STATED EXERCISE:
Go through the records and show each line where the word "NOAA" occurs.

DATA:
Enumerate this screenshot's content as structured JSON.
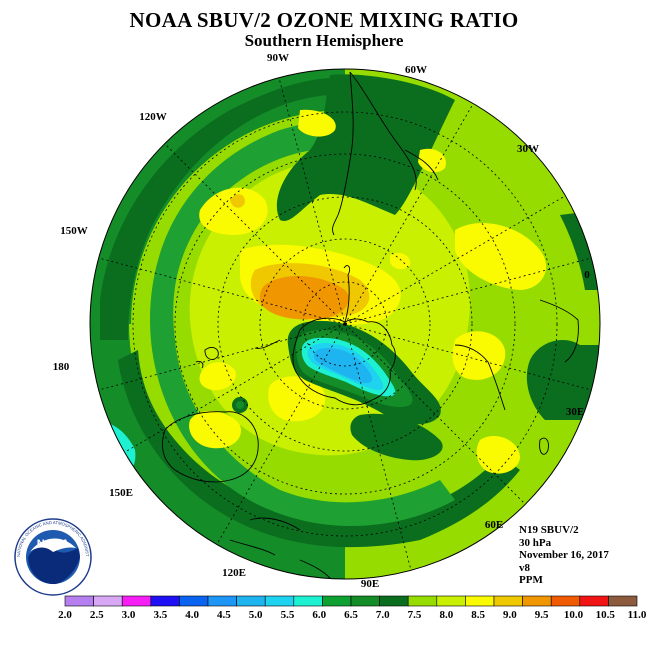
{
  "title": "NOAA SBUV/2 OZONE MIXING RATIO",
  "subtitle": "Southern Hemisphere",
  "meridian_labels": {
    "lon_90w": "90W",
    "lon_60w": "60W",
    "lon_120w": "120W",
    "lon_30w": "30W",
    "lon_150w": "150W",
    "lon_0": "0",
    "lon_180": "180",
    "lon_30e": "30E",
    "lon_150e": "150E",
    "lon_60e": "60E",
    "lon_120e": "120E",
    "lon_90e": "90E"
  },
  "info": {
    "satellite": "N19 SBUV/2",
    "level": "30 hPa",
    "date": "November 16, 2017",
    "version": "v8",
    "units": "PPM"
  },
  "logo": {
    "text": "NOAA",
    "ring_text": "NATIONAL OCEANIC AND ATMOSPHERIC ADMINISTRATION · U.S. DEPARTMENT OF COMMERCE"
  },
  "colorbar": {
    "ticks": [
      "2.0",
      "2.5",
      "3.0",
      "3.5",
      "4.0",
      "4.5",
      "5.0",
      "5.5",
      "6.0",
      "6.5",
      "7.0",
      "7.5",
      "8.0",
      "8.5",
      "9.0",
      "9.5",
      "10.0",
      "10.5",
      "11.0"
    ],
    "colors": [
      "#b57ff0",
      "#d9a8f5",
      "#f51ff5",
      "#1e0ff5",
      "#0a64f0",
      "#1e96f5",
      "#1eb4f0",
      "#1ed2f0",
      "#1ef0d2",
      "#0fa032",
      "#148c28",
      "#0a6e1e",
      "#96dc00",
      "#c8f000",
      "#fafa00",
      "#f0c800",
      "#f09600",
      "#f05a00",
      "#f01414",
      "#8c5a3c"
    ]
  },
  "palette": {
    "dark_green": "#0a6e1e",
    "mid_green": "#148c28",
    "green": "#1ea032",
    "lime": "#96dc00",
    "yellow_green": "#c8f000",
    "yellow": "#fafa00",
    "gold": "#f0c800",
    "orange": "#f09600",
    "cyan": "#1ef0d2",
    "light_blue": "#1eb4f0",
    "blue": "#1e96f5"
  }
}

OUTPUT FOR THIS TASK:
  "title": "NOAA SBUV/2 OZONE MIXING RATIO",
    "text": "NOAA",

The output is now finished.